SUPPLIED PASSAGE:

——————————

The report, “Antimicrobial Resistance: Global Report on Surveillance”, shows that resistance is occurring in many bacteria causing different infections.
It focuses on antibiotic resistance in seven bacteria responsible for common, serious diseases, such as bloodstream infections (sepsis), diarrhoea, pneumonia, urinary tract infections and gonorrhoea.
What is especially alarming is that the bacteria’s resistance has also breached “last resort” antibiotics, which are the most powerful medicines that doctors resort to when the usual ones do not work.
When patients do not respond to the usual medicines (known as first-line or first-generation medicines), doctors prescribe newer (second line medicines) which also usually also cost more.
When these also don’t work, newer and often more powerful (but sometimes with also more side effects) antibiotics are used, and they are even more expensive.
If these third-line or “last resort” medicines are not available or too costly for the patient, or if they don’t work on a patient because of antibiotic resistance, the patient remains ill or dies if the infection is a serious one.
New antibiotics have been discovered in the past to treat infections when the old ones became useless due to resistance.
But these discoveries dried up in the past 25 years.
The last completely new classes of anti-bacterial drugs were discovered in the 1980s.

——————————

Collected data entries

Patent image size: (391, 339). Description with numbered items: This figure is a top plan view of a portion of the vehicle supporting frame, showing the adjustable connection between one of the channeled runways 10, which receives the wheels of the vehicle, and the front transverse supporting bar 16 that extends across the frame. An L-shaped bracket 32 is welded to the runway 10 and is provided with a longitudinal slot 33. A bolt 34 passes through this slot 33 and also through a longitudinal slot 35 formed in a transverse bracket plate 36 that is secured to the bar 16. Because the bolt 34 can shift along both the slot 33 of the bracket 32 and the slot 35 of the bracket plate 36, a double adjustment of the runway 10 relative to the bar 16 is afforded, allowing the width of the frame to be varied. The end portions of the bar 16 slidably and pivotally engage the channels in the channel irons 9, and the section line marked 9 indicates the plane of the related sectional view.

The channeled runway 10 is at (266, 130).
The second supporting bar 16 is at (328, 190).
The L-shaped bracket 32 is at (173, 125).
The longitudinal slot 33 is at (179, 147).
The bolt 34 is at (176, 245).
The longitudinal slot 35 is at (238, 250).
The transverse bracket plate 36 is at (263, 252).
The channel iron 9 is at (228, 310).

——————————

PROBLEMS AND TASKS:
**A.** Answer these questions from the text about antibiotic resistance:
(i) How many bacteria does the report focus on?
(ii) In what decade were the last completely new classes of anti-bacterial drugs discovered?
(iii) For how many years have discoveries of new antibiotics dried up?
**B.** Reproduce the part of the text about antibiotic resistance starting with "When these also" and going on through "in the 1980s.".
Answer using only the text about antibiotic resistance.

ANSWERS FOR THE EXERCISE:
**A.**
(i) Seven
(ii) The 1980s
(iii) The past 25 years

**B.**
When these also don’t work, newer and often more powerful (but sometimes with also more side effects) antibiotics are used, and they are even more expensive.
If these third-line or “last resort” medicines are not available or too costly for the patient, or if they don’t work on a patient because of antibiotic resistance, the patient remains ill or dies if the infection is a serious one.
New antibiotics have been discovered in the past to treat infections when the old ones became useless due to resistance.
But these discoveries dried up in the past 25 years.
The last completely new classes of anti-bacterial drugs were discovered in the 1980s.